» WHAT IS NEEDED: Answer with nothing but a number: how many lines include the word "κανονιστικής"?

Data entries:

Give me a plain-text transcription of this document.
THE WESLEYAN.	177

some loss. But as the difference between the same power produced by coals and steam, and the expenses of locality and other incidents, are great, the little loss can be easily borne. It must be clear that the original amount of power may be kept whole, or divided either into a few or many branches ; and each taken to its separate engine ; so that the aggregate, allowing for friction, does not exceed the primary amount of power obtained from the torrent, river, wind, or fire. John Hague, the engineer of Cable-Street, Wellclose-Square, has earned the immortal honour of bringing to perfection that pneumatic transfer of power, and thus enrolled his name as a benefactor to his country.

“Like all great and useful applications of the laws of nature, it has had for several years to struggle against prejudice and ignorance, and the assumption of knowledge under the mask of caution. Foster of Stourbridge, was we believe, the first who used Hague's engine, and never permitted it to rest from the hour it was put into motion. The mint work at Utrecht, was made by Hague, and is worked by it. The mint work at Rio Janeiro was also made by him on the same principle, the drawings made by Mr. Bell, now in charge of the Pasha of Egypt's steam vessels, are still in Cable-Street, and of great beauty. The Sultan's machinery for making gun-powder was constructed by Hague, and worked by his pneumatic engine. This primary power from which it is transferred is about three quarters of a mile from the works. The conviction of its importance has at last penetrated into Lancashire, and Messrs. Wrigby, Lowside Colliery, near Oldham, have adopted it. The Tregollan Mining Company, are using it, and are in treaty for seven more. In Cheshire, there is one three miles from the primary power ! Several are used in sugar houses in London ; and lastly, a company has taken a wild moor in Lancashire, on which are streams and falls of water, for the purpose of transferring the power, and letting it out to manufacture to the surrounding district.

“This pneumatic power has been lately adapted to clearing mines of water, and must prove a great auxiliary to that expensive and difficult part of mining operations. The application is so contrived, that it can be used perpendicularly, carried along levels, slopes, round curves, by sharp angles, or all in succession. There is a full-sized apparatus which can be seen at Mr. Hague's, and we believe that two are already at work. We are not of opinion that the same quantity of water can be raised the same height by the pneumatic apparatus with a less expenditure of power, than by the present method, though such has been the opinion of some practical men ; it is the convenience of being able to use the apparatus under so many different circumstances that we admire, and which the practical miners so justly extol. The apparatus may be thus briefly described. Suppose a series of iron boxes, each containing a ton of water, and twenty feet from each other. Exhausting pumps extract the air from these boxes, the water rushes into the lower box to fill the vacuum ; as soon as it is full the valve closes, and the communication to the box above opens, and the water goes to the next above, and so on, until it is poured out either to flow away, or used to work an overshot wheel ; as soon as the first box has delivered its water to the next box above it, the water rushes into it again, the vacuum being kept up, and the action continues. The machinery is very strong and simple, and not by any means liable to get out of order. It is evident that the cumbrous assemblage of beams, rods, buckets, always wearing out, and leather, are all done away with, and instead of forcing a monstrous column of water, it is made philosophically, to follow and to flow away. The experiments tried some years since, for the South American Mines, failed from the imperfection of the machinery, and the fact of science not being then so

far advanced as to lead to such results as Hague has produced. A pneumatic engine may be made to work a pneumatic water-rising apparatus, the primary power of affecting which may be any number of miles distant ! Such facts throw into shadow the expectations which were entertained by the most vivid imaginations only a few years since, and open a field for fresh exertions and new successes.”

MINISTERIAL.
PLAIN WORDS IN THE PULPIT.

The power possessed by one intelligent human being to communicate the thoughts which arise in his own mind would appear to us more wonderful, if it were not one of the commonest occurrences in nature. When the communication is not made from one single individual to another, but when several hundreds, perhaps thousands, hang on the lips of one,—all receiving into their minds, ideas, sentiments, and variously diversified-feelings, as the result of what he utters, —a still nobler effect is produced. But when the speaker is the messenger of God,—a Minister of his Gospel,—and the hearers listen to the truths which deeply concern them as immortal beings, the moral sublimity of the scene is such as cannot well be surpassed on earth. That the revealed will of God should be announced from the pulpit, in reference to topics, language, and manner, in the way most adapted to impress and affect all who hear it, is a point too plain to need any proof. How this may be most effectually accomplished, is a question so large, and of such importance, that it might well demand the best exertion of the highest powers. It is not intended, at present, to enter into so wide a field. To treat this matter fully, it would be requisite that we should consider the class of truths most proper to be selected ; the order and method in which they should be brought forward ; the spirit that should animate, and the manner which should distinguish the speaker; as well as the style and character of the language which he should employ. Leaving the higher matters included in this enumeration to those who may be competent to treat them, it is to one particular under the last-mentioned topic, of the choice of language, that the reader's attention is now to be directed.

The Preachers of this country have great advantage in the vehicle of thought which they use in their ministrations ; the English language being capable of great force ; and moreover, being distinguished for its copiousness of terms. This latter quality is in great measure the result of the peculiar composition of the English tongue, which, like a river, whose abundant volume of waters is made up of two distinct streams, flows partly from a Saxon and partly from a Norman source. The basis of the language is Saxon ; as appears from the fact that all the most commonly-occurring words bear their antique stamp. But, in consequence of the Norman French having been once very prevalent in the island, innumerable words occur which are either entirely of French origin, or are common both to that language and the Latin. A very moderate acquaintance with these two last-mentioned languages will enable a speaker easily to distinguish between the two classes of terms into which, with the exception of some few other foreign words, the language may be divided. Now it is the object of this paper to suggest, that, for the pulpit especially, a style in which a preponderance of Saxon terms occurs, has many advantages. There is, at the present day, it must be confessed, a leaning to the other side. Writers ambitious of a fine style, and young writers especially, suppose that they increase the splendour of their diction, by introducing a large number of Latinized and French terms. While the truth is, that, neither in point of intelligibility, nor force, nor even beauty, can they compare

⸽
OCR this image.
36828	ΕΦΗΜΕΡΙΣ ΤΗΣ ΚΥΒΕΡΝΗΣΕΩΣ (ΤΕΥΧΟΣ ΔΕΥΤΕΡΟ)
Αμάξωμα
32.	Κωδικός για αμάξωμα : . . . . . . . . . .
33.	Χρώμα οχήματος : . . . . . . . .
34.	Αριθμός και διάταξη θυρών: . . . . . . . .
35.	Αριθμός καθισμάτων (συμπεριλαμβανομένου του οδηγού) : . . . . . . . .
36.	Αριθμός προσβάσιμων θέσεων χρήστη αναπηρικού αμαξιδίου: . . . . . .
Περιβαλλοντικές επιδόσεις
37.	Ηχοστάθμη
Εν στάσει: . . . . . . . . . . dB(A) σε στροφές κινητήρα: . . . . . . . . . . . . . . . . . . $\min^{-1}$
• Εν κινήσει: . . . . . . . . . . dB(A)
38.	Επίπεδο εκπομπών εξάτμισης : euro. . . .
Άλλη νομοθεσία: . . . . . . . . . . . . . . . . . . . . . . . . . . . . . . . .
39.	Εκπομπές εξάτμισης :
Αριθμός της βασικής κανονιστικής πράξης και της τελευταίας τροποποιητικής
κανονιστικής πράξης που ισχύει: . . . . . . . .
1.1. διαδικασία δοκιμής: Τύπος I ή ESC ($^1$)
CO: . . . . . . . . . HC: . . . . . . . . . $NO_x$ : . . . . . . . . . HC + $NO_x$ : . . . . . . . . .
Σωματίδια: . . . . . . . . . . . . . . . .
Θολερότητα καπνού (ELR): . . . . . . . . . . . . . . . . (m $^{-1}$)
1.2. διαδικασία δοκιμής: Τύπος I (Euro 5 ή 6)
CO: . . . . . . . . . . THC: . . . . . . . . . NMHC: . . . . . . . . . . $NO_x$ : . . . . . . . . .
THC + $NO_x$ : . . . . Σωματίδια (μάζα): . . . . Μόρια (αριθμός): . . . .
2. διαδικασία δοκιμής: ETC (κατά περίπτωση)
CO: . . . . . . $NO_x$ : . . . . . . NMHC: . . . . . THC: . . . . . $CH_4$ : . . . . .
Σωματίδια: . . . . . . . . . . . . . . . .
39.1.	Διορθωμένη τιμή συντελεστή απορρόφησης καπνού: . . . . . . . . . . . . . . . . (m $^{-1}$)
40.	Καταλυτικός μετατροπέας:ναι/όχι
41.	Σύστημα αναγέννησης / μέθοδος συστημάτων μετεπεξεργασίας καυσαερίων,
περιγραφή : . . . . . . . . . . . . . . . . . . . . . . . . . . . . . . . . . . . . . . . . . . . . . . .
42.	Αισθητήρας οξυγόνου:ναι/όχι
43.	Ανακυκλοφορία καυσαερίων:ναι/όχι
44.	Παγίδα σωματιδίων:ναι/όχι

» THE OUTPUT: 2